• **MATERIALS PROVIDED**:
========

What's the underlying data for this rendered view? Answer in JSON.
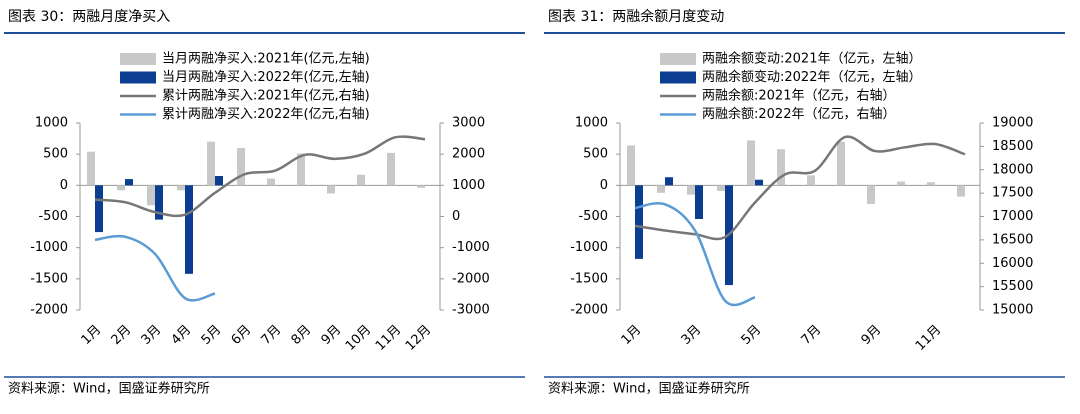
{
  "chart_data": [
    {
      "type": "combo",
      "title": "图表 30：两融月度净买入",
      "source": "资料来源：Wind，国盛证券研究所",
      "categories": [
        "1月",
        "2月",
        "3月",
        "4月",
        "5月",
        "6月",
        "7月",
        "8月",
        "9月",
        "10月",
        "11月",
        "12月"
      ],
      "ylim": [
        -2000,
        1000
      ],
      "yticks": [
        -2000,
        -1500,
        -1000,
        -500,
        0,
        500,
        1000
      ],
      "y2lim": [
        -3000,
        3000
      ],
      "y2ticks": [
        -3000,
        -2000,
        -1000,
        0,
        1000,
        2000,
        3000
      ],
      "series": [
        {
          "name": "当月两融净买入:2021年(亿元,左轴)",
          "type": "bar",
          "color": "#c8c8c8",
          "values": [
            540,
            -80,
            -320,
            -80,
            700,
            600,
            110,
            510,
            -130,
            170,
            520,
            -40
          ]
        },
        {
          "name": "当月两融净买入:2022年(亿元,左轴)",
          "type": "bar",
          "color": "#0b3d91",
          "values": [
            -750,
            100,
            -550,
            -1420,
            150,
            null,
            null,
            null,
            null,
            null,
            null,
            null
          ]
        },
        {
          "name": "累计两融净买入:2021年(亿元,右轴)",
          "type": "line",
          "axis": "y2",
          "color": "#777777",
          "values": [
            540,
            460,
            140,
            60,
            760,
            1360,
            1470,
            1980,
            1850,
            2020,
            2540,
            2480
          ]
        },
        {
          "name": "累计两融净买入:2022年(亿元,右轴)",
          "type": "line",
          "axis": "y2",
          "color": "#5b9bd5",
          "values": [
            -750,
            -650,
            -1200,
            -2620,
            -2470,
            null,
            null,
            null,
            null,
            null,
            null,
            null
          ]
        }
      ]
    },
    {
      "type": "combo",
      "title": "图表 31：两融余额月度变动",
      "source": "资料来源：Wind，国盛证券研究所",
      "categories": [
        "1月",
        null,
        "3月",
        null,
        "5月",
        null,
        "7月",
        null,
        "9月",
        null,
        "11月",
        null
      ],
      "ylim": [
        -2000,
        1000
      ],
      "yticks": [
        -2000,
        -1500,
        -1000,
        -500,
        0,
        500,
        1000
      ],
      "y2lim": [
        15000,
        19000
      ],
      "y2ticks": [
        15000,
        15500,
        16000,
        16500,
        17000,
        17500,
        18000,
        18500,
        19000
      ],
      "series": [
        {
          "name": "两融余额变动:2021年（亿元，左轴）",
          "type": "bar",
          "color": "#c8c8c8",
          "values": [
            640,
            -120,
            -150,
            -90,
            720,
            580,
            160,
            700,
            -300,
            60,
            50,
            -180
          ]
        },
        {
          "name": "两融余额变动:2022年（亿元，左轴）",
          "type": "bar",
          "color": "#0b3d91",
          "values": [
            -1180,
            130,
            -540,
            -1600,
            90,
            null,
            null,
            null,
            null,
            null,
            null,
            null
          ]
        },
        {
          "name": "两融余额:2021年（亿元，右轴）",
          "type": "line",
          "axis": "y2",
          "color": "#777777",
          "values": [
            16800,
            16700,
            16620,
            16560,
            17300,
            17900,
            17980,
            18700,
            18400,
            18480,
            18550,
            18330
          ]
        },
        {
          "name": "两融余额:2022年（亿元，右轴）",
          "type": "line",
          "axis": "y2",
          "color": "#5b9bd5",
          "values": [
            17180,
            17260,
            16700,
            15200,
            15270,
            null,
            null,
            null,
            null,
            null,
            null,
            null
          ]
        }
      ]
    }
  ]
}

========

• **WHAT NEEDS TO BE DONE**: Reproduce all entries without any change, and omit the pictures.

• **PROBLEM SOLUTION**:
What's the underlying data for this rendered view? Answer in JSON.
{
  "chart_data": [
    {
      "type": "combo",
      "title": "图表 30：两融月度净买入",
      "source": "资料来源：Wind，国盛证券研究所",
      "categories": [
        "1月",
        "2月",
        "3月",
        "4月",
        "5月",
        "6月",
        "7月",
        "8月",
        "9月",
        "10月",
        "11月",
        "12月"
      ],
      "ylim": [
        -2000,
        1000
      ],
      "yticks": [
        -2000,
        -1500,
        -1000,
        -500,
        0,
        500,
        1000
      ],
      "y2lim": [
        -3000,
        3000
      ],
      "y2ticks": [
        -3000,
        -2000,
        -1000,
        0,
        1000,
        2000,
        3000
      ],
      "series": [
        {
          "name": "当月两融净买入:2021年(亿元,左轴)",
          "type": "bar",
          "color": "#c8c8c8",
          "values": [
            540,
            -80,
            -320,
            -80,
            700,
            600,
            110,
            510,
            -130,
            170,
            520,
            -40
          ]
        },
        {
          "name": "当月两融净买入:2022年(亿元,左轴)",
          "type": "bar",
          "color": "#0b3d91",
          "values": [
            -750,
            100,
            -550,
            -1420,
            150,
            null,
            null,
            null,
            null,
            null,
            null,
            null
          ]
        },
        {
          "name": "累计两融净买入:2021年(亿元,右轴)",
          "type": "line",
          "axis": "y2",
          "color": "#777777",
          "values": [
            540,
            460,
            140,
            60,
            760,
            1360,
            1470,
            1980,
            1850,
            2020,
            2540,
            2480
          ]
        },
        {
          "name": "累计两融净买入:2022年(亿元,右轴)",
          "type": "line",
          "axis": "y2",
          "color": "#5b9bd5",
          "values": [
            -750,
            -650,
            -1200,
            -2620,
            -2470,
            null,
            null,
            null,
            null,
            null,
            null,
            null
          ]
        }
      ]
    },
    {
      "type": "combo",
      "title": "图表 31：两融余额月度变动",
      "source": "资料来源：Wind，国盛证券研究所",
      "categories": [
        "1月",
        null,
        "3月",
        null,
        "5月",
        null,
        "7月",
        null,
        "9月",
        null,
        "11月",
        null
      ],
      "ylim": [
        -2000,
        1000
      ],
      "yticks": [
        -2000,
        -1500,
        -1000,
        -500,
        0,
        500,
        1000
      ],
      "y2lim": [
        15000,
        19000
      ],
      "y2ticks": [
        15000,
        15500,
        16000,
        16500,
        17000,
        17500,
        18000,
        18500,
        19000
      ],
      "series": [
        {
          "name": "两融余额变动:2021年（亿元，左轴）",
          "type": "bar",
          "color": "#c8c8c8",
          "values": [
            640,
            -120,
            -150,
            -90,
            720,
            580,
            160,
            700,
            -300,
            60,
            50,
            -180
          ]
        },
        {
          "name": "两融余额变动:2022年（亿元，左轴）",
          "type": "bar",
          "color": "#0b3d91",
          "values": [
            -1180,
            130,
            -540,
            -1600,
            90,
            null,
            null,
            null,
            null,
            null,
            null,
            null
          ]
        },
        {
          "name": "两融余额:2021年（亿元，右轴）",
          "type": "line",
          "axis": "y2",
          "color": "#777777",
          "values": [
            16800,
            16700,
            16620,
            16560,
            17300,
            17900,
            17980,
            18700,
            18400,
            18480,
            18550,
            18330
          ]
        },
        {
          "name": "两融余额:2022年（亿元，右轴）",
          "type": "line",
          "axis": "y2",
          "color": "#5b9bd5",
          "values": [
            17180,
            17260,
            16700,
            15200,
            15270,
            null,
            null,
            null,
            null,
            null,
            null,
            null
          ]
        }
      ]
    }
  ]
}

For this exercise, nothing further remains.